- TEKS BACAAN
╭──

Swadaya Tinggi, Bukit pun Didaki


Kegiatan lingkungan dalam program P2KP terkait pembangunan sarana dan prasarana lingkungan (infrastruktur). Pembangunan harus memiliki kontribusi langsung dalam penanggulangan kemiskinan. Masyarakat miskin perkotaan, kaum perempuan dan kaum rentan merupakan sasaran utama Program Penanggulangan Kemiskinan di Perkotaan (P2KP), termasuk kegiatan lingkungan. Meski masyarakat belum banyak berperan secara aktif, kebutuhan mereka perlu difasilitasi dan dipenuhi, agar tingkat kehidupan menjadi lebih baik, sesuai dengan standar Indeks Pembangunan Manusia (IPM).

Ada banyak hal yang perlu diperhatikan agar pemanfaatan itu terjadi. Misalnya, menjaga kualitas sesuai dengan spesifikasi yang diberikan dengan usia (lifetime) pemanfaatan yang lebih panjang, minimal lima tahun. Pelaksanaan pre construction meeting (PCM) merupakan salah satu cara agar kualitas dan lifetime lima tahun bisa tercapai.

Swadaya merupakan bentuk partisipasi aktif masyarakat pemanfaat serta pemerintah daerah dalam wujud fisik dan non fisik. Umumnya, masyarakat lebih semangat menyumbangkan tenaga agar prasarana lingkungan, yang awalnya sulit terbangun, menjadi mungkin untuk dibangun. Keswadayaan mutlak dibutuhkan dalam proses pembangunan lingkungan, agar rasa memiliki menjadi tinggi.

Dukungan keswadayaan masyarakat dapat diwujudkan dengan memastikan kebenaran, menjaga dan memelihara sejak proses persiapan dimulai, hingga pelaksanaan serta pemanfaatannya. Kegiatan ini mutlak dilaksanakan oleh Kelompok Swadaya Masyarakat (KSM) serta Unit Pengelola Lingkungan (UPL) Badan Keswadayaan Masyarakat (BKM), dengan dukungan masyarakat pengguna. Salah satu cara memastikan kebenaran pelaksanaan konstruksi ialah dengan memastikan terjadinya transparansi di seluruh proses pelaksanaan.

Setelah semua kriteria terwujud, maka pembangunan prasarana dan sarana tidak hanya diperuntukkan bagi segelintir pemanfaat, melainkan dapat digulirkan, sehingga mampu memfasilitasi seluruh wilayah desa/kelurahan. Kegiatan infrastruktur bergulir diharapkan dapat mengawali kembali proses dan kriteria di atas tanpa membebani masyarakat miskin, melainkan mampu memperluas area pemanfaatan agar standar IPM terpenuhi.

Untuk itu, warga Desa Batumbulan 1, Kutacane, Aceh Tenggara, rela membelah bukit secara manual. Berbekal bekqu dan grader, mereka melintasi bukit dan sungai demi penghidupan masyarakat Batumbulan 1 yang lebih baik. Bukit yang kini berubah menjadi jalan, merupakan sumber pendapatan desa.

╰──

- BAHAN
╭──

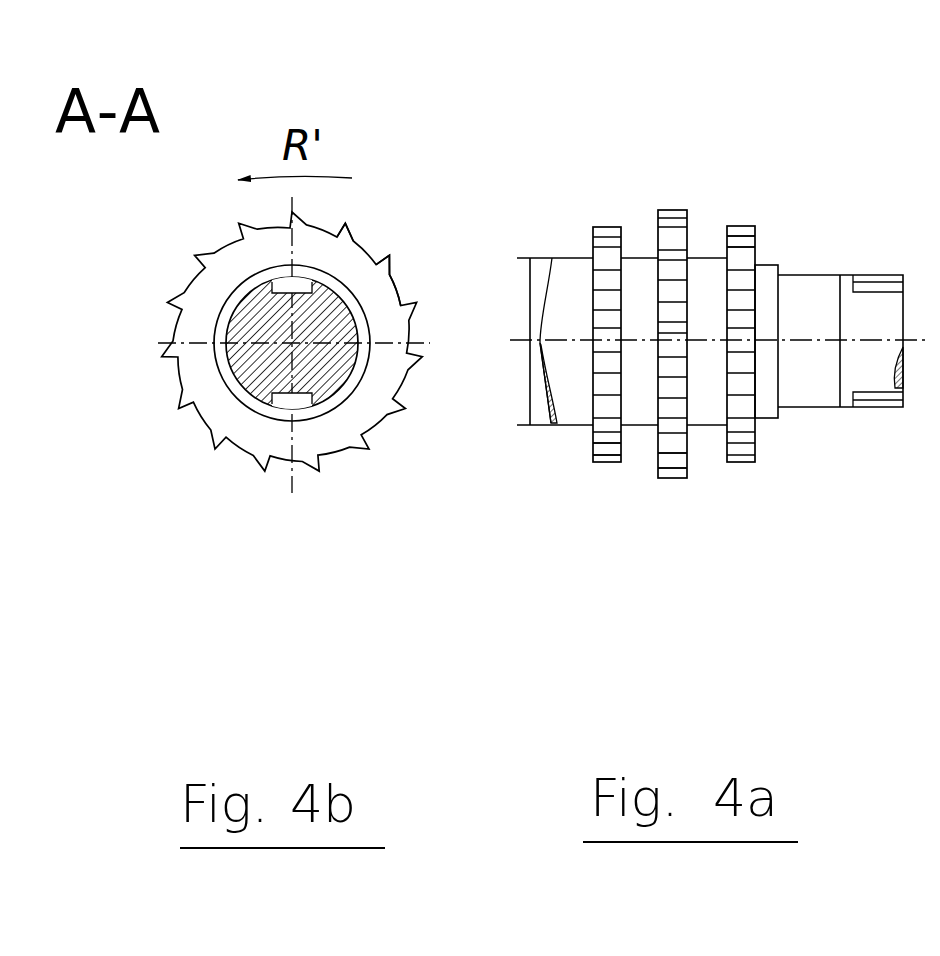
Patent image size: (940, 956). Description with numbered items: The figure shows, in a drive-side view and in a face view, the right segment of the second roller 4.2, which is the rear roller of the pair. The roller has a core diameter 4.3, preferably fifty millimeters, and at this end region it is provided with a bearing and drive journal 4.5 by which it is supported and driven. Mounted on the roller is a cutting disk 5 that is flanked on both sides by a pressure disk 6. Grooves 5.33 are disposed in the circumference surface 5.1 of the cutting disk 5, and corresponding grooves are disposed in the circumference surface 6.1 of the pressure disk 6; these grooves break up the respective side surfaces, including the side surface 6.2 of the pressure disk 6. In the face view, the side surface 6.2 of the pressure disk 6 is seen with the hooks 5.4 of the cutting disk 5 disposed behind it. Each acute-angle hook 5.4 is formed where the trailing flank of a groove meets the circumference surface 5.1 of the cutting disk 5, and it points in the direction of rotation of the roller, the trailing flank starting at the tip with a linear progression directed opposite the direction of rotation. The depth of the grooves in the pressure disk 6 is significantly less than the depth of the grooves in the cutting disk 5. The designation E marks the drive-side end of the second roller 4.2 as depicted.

╰──

- DAFTAR TUGAS
**a.** Menurut teks bacaan, berapa usia pemanfaatan minimal yang harus dicapai?
**b.** Ubah bagian teks bacaan dari "Setelah semua kriteria" sampai "sumber pendapatan desa." dengan mengganti "masyarakat miskin" menjadi "warga miskin".
Data tersebut tidak dipakai sama sekali di sini.

- JAWABAN
**a.** Minimal lima tahun.

**b.**
Setelah semua kriteria terwujud, maka pembangunan prasarana dan sarana tidak hanya diperuntukkan bagi segelintir pemanfaat, melainkan dapat digulirkan, sehingga mampu memfasilitasi seluruh wilayah desa/kelurahan. Kegiatan infrastruktur bergulir diharapkan dapat mengawali kembali proses dan kriteria di atas tanpa membebani warga miskin, melainkan mampu memperluas area pemanfaatan agar standar IPM terpenuhi.

Untuk itu, warga Desa Batumbulan 1, Kutacane, Aceh Tenggara, rela membelah bukit secara manual. Berbekal bekqu dan grader, mereka melintasi bukit dan sungai demi penghidupan masyarakat Batumbulan 1 yang lebih baik. Bukit yang kini berubah menjadi jalan, merupakan sumber pendapatan desa.